TASK DESCRIPTION: Pictures are not part of the answer. Return the lines from the one containing "Give me the" through the end of the data, both included, exactly as they appear.

Dataset entries on figures:
-*-

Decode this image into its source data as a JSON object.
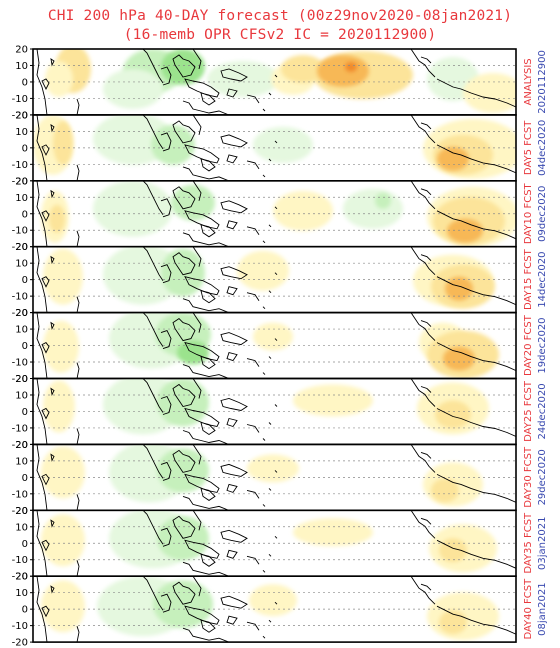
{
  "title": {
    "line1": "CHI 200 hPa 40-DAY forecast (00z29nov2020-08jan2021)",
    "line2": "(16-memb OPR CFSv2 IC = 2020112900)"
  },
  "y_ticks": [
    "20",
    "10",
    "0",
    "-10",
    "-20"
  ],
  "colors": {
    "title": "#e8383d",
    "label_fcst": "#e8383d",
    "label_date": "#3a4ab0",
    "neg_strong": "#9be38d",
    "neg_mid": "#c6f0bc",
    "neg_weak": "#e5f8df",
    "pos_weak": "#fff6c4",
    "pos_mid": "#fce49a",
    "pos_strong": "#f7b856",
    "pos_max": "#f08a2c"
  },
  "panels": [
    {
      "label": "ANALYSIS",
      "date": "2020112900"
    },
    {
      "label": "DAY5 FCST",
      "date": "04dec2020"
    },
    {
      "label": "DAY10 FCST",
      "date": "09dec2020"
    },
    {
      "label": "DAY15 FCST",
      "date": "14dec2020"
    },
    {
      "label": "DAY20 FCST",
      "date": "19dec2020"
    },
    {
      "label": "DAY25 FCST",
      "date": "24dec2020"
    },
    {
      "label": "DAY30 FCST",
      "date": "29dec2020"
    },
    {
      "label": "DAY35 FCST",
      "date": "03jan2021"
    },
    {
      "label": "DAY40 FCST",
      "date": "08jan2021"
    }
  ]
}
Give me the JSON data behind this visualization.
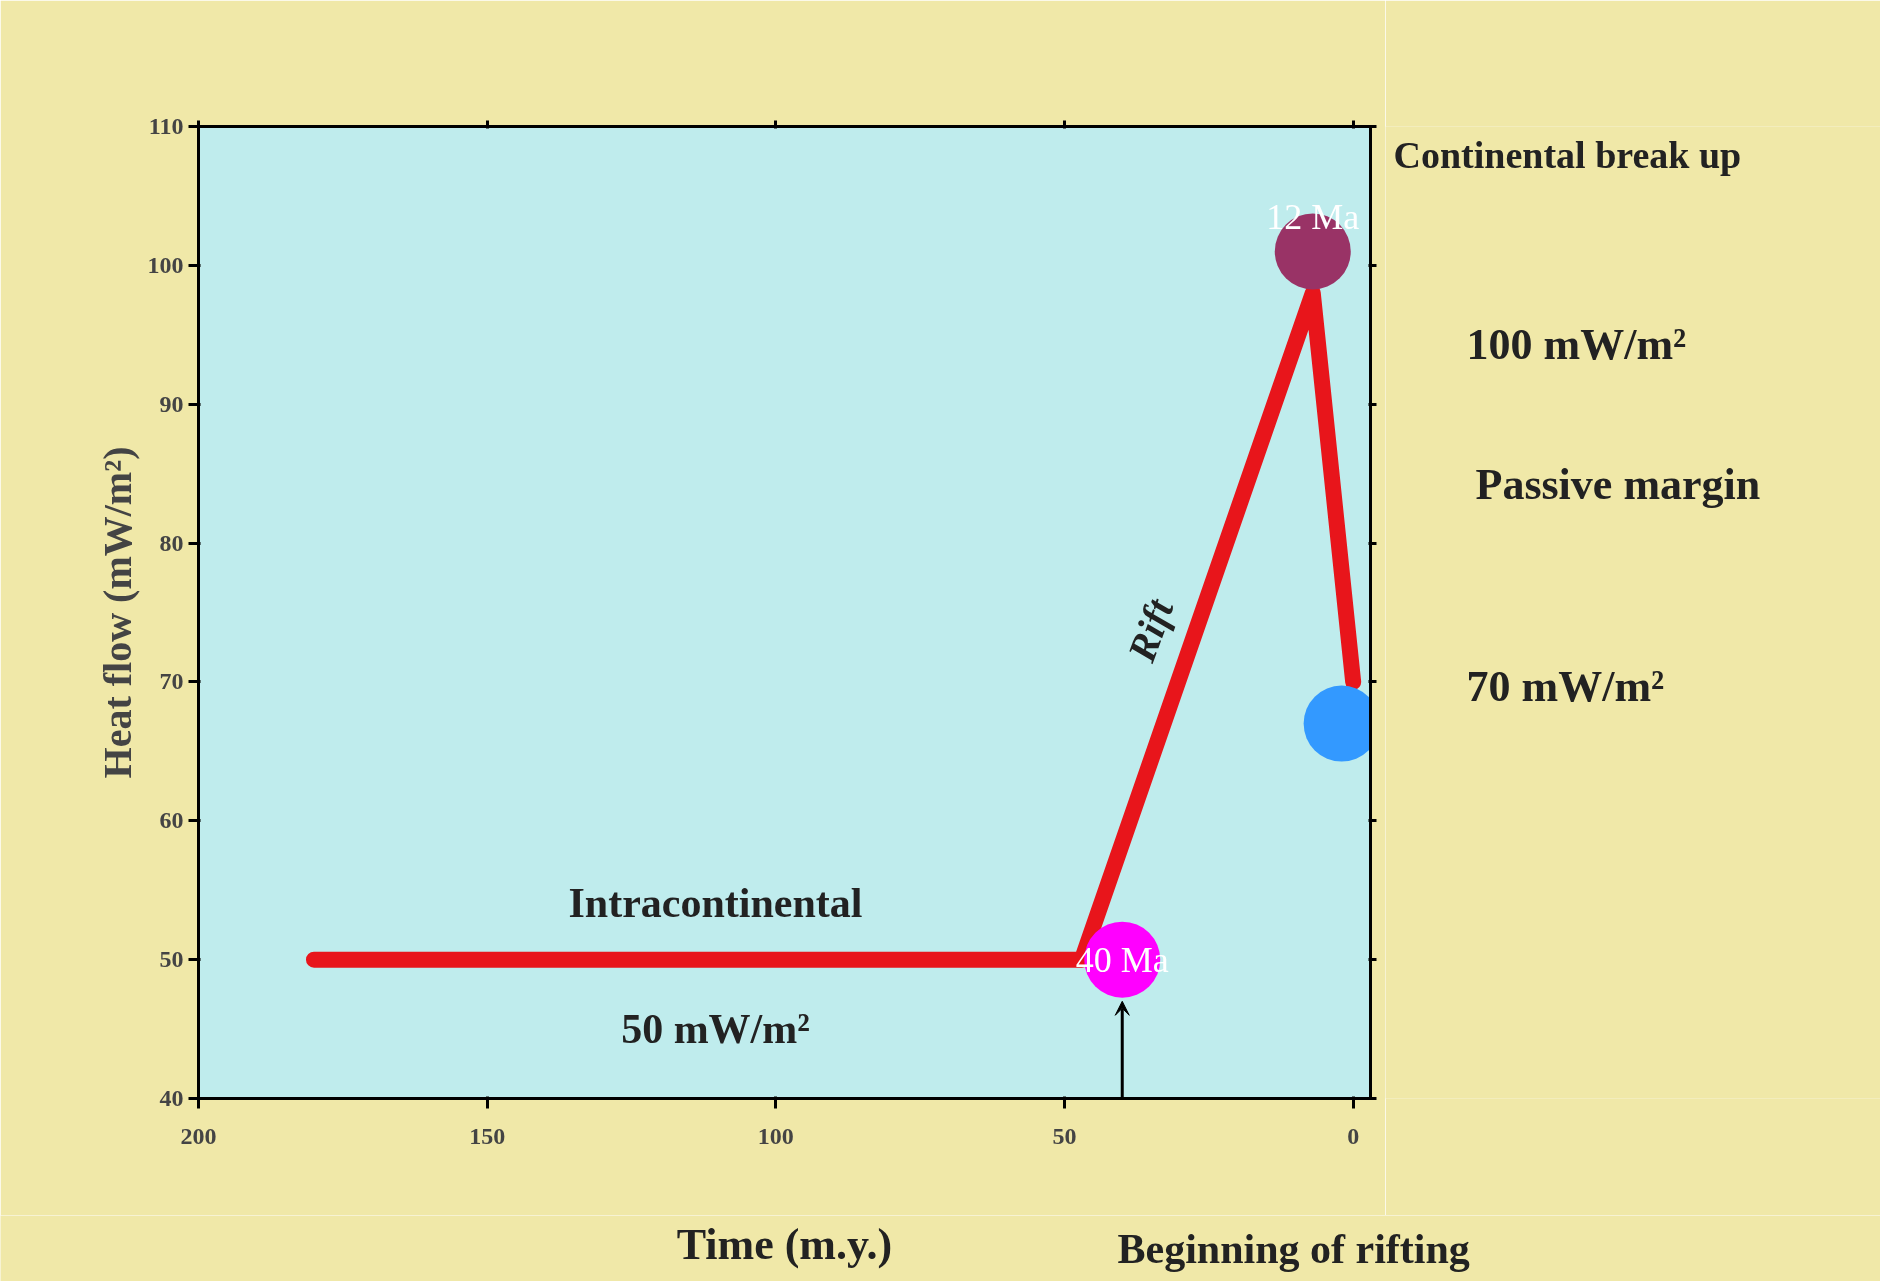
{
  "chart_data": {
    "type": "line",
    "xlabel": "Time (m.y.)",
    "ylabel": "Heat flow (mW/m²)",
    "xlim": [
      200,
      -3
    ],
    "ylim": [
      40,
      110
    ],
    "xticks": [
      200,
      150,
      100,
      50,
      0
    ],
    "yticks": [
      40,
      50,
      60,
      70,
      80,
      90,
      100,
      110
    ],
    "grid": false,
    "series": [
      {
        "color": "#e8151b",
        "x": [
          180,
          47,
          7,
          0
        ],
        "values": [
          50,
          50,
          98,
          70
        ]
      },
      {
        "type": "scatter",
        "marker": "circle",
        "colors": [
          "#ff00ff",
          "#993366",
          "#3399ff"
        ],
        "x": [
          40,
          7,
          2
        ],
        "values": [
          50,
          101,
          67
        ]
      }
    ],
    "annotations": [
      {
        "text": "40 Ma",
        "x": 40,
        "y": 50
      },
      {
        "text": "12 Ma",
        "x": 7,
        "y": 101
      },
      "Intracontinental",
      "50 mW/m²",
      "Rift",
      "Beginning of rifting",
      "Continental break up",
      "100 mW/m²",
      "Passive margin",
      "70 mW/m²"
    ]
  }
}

-*-

RESULT OF THE EXERCISE:
Give me the JSON data behind this visualization.
{
  "chart_data": {
    "type": "line",
    "xlabel": "Time (m.y.)",
    "ylabel": "Heat flow (mW/m²)",
    "xlim": [
      200,
      -3
    ],
    "ylim": [
      40,
      110
    ],
    "xticks": [
      200,
      150,
      100,
      50,
      0
    ],
    "yticks": [
      40,
      50,
      60,
      70,
      80,
      90,
      100,
      110
    ],
    "grid": false,
    "series": [
      {
        "color": "#e8151b",
        "x": [
          180,
          47,
          7,
          0
        ],
        "values": [
          50,
          50,
          98,
          70
        ]
      },
      {
        "type": "scatter",
        "marker": "circle",
        "colors": [
          "#ff00ff",
          "#993366",
          "#3399ff"
        ],
        "x": [
          40,
          7,
          2
        ],
        "values": [
          50,
          101,
          67
        ]
      }
    ],
    "annotations": [
      {
        "text": "40 Ma",
        "x": 40,
        "y": 50
      },
      {
        "text": "12 Ma",
        "x": 7,
        "y": 101
      },
      "Intracontinental",
      "50 mW/m²",
      "Rift",
      "Beginning of rifting",
      "Continental break up",
      "100 mW/m²",
      "Passive margin",
      "70 mW/m²"
    ]
  }
}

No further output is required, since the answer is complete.